-- start of Given records --

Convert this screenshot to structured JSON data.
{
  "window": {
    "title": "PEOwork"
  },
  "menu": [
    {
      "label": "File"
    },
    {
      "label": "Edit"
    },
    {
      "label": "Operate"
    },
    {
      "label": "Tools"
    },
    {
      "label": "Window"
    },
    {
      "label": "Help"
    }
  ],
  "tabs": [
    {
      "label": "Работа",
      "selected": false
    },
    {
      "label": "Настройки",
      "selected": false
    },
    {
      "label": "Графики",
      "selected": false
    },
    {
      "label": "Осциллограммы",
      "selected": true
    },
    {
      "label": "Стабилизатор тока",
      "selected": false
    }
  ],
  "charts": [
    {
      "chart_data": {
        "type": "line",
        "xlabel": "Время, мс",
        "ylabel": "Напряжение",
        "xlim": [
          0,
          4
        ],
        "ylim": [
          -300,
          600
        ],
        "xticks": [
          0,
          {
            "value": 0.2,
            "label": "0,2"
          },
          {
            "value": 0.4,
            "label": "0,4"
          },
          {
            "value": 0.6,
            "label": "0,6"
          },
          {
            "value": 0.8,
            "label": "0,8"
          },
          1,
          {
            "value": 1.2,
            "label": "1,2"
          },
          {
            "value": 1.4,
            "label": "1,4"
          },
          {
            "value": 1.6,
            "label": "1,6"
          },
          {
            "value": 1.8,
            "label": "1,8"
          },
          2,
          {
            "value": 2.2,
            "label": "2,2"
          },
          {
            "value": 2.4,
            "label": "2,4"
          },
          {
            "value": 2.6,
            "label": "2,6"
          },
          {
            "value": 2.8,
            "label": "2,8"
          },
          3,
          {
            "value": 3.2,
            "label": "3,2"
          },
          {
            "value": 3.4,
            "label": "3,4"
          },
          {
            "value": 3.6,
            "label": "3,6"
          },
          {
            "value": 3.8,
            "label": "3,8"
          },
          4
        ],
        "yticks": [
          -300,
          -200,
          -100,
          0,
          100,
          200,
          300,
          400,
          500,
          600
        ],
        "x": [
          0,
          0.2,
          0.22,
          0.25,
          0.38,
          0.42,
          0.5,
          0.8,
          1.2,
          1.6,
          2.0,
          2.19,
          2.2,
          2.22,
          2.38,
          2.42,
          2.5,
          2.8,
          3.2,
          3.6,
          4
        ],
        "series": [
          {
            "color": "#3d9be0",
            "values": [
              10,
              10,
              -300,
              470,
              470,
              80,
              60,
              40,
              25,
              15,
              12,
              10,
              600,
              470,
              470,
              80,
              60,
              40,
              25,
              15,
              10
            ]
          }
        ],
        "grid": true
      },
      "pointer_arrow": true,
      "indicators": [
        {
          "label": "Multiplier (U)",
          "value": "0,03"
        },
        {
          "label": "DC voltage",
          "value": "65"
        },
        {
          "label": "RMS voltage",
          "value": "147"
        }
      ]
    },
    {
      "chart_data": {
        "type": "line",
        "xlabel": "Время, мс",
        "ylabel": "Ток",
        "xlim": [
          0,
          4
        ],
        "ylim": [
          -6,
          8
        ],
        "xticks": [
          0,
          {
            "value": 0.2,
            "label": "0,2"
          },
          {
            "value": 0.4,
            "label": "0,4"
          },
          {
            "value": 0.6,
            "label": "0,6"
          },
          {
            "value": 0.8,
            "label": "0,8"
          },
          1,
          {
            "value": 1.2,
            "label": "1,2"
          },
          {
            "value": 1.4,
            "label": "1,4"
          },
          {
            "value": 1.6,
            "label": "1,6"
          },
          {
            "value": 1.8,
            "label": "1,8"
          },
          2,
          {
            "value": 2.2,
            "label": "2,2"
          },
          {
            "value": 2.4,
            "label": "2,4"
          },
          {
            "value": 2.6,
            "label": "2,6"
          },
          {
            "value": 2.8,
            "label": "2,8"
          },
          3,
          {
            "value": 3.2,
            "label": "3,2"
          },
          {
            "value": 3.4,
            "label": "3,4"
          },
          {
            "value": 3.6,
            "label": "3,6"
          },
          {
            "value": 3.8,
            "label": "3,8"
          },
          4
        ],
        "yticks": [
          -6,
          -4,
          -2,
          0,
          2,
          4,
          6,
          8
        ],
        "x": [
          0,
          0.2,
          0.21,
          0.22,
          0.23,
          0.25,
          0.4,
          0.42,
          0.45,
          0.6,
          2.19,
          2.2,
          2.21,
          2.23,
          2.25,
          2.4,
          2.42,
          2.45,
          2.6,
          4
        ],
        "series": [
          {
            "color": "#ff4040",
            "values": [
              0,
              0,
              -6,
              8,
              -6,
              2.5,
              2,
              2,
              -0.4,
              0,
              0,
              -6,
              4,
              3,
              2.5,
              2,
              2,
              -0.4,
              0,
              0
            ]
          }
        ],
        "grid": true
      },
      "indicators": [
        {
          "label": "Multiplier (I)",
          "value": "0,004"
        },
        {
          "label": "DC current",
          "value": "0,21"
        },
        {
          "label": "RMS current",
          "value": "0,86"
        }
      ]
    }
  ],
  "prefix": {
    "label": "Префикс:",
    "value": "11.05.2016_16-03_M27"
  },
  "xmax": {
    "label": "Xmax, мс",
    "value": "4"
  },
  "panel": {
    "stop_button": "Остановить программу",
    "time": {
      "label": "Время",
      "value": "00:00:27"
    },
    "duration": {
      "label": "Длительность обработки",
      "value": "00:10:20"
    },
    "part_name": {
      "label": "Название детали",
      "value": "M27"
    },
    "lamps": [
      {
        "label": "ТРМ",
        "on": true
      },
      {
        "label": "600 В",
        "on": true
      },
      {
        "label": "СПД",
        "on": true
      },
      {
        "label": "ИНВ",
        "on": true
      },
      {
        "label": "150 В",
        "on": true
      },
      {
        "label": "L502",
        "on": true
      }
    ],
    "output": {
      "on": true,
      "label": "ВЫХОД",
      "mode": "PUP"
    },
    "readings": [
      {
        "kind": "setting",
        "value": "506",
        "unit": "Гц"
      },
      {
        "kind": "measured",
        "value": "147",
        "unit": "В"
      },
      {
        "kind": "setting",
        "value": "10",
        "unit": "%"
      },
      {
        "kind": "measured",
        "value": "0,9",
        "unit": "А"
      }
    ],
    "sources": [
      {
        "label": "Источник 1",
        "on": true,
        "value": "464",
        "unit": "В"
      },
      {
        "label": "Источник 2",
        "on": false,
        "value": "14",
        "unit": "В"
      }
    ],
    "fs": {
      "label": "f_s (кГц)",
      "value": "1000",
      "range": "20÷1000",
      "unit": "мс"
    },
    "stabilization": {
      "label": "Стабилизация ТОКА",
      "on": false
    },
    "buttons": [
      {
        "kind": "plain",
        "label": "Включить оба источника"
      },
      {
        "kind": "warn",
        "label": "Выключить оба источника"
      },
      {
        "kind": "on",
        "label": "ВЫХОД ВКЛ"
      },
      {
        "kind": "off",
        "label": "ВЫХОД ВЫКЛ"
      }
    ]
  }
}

-- end of Given records --

__Problem to solve__
Each line that holds the string "Multiplier" counts once; give the total and nothing else.

__Response to the task__
2